----- Records to process -----

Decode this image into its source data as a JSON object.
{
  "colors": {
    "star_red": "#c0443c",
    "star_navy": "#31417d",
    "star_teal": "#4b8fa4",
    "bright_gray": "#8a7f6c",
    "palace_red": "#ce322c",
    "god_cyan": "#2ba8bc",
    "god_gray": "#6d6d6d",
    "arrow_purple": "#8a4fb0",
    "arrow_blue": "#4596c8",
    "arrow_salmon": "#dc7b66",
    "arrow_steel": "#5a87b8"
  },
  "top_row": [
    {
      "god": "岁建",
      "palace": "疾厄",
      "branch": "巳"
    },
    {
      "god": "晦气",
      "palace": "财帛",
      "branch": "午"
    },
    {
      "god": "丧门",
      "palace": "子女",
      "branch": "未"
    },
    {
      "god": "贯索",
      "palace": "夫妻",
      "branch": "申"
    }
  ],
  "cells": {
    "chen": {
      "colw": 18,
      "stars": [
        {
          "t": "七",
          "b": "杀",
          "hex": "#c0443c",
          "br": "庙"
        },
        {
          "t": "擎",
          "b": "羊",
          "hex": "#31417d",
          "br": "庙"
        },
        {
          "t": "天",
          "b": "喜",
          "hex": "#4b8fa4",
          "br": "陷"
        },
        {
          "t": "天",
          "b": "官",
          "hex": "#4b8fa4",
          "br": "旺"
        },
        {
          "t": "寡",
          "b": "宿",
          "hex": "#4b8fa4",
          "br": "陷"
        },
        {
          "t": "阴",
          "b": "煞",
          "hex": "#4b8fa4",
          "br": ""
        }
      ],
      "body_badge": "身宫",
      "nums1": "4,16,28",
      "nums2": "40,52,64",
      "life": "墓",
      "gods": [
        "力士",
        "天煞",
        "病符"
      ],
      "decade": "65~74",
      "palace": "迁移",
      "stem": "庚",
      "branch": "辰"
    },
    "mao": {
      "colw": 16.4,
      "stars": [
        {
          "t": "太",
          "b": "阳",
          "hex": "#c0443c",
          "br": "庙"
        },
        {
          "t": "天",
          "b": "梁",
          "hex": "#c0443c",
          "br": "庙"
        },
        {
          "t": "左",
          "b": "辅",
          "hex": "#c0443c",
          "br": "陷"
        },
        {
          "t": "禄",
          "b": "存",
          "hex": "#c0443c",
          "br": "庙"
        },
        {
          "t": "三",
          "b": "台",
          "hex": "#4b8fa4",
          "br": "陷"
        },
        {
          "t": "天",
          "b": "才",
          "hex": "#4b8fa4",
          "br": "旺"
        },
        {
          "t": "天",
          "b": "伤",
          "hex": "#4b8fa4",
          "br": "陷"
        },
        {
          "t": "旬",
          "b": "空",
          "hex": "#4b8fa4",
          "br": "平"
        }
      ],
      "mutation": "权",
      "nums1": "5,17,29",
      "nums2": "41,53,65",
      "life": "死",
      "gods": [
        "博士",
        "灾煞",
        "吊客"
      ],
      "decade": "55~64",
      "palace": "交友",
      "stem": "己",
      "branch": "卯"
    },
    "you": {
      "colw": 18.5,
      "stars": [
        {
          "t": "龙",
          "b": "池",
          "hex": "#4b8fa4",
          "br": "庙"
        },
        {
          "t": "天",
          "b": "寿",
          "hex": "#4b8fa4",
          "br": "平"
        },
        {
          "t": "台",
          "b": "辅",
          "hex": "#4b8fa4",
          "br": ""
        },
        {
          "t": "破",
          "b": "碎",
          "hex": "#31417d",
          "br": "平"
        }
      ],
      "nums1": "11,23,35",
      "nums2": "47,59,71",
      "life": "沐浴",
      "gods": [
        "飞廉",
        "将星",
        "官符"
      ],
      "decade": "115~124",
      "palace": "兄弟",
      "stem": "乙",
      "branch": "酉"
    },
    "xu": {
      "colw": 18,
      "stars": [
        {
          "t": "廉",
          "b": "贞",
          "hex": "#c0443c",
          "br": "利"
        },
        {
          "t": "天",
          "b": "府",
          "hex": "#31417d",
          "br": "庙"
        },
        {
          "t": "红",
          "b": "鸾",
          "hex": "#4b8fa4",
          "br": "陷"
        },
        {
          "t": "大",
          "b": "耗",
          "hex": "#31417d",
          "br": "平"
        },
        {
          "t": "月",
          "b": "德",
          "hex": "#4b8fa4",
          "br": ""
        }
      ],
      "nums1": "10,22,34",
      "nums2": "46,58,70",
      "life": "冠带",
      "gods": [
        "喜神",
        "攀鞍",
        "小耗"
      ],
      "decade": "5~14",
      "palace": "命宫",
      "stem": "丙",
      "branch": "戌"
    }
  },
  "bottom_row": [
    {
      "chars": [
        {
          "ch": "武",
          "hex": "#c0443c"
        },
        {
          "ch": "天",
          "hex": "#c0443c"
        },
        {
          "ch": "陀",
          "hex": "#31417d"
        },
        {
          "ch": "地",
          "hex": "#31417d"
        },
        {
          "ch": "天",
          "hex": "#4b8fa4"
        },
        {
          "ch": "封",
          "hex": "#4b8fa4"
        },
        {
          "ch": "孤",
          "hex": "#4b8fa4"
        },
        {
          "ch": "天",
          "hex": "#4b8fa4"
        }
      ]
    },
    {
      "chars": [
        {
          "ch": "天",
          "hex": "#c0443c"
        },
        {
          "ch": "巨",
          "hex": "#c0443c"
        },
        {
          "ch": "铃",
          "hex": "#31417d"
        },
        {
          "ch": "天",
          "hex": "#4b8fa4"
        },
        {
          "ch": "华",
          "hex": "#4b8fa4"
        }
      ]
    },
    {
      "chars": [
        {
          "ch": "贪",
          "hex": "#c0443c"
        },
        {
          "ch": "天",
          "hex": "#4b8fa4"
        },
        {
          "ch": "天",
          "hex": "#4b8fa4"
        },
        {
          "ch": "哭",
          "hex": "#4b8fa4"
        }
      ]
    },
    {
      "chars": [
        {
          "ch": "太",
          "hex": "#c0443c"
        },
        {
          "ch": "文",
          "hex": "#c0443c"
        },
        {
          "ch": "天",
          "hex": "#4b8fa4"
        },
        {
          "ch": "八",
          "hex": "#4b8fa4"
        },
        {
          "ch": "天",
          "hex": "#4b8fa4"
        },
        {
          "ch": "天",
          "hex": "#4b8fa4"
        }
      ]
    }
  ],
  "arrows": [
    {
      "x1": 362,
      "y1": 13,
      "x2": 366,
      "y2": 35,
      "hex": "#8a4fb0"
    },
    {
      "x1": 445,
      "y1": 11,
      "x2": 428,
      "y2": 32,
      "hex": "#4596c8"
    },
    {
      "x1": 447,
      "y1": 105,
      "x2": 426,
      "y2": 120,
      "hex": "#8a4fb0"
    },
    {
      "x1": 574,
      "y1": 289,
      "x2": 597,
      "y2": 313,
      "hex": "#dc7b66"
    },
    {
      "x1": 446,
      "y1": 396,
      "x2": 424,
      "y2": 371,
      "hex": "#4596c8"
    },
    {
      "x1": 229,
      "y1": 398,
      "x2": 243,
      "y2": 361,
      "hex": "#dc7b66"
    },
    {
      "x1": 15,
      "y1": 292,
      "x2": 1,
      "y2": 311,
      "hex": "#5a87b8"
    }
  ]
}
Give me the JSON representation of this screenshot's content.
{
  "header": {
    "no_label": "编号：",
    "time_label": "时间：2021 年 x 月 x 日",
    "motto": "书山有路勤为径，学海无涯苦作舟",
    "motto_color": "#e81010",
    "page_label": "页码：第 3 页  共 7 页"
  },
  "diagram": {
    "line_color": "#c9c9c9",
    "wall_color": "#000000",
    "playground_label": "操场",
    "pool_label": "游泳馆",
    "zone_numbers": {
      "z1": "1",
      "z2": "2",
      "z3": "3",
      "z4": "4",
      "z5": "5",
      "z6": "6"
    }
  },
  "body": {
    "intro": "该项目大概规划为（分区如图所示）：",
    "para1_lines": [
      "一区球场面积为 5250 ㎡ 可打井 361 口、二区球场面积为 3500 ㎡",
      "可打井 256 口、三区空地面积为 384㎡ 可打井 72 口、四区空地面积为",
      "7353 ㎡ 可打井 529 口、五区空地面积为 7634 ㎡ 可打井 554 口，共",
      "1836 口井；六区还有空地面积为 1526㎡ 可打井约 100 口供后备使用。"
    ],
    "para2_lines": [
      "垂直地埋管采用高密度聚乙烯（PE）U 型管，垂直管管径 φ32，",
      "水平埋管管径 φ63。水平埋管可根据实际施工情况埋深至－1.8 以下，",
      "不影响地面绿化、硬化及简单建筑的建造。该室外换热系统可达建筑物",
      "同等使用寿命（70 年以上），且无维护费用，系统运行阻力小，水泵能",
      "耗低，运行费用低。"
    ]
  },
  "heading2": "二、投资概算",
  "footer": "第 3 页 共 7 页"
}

-----

* **Stated problem**: Find all lines holding the string "JSON" and copy them.

* **Output for this exercise**:
Decode this image into its source data as a JSON object.
Give me the JSON representation of this screenshot's content.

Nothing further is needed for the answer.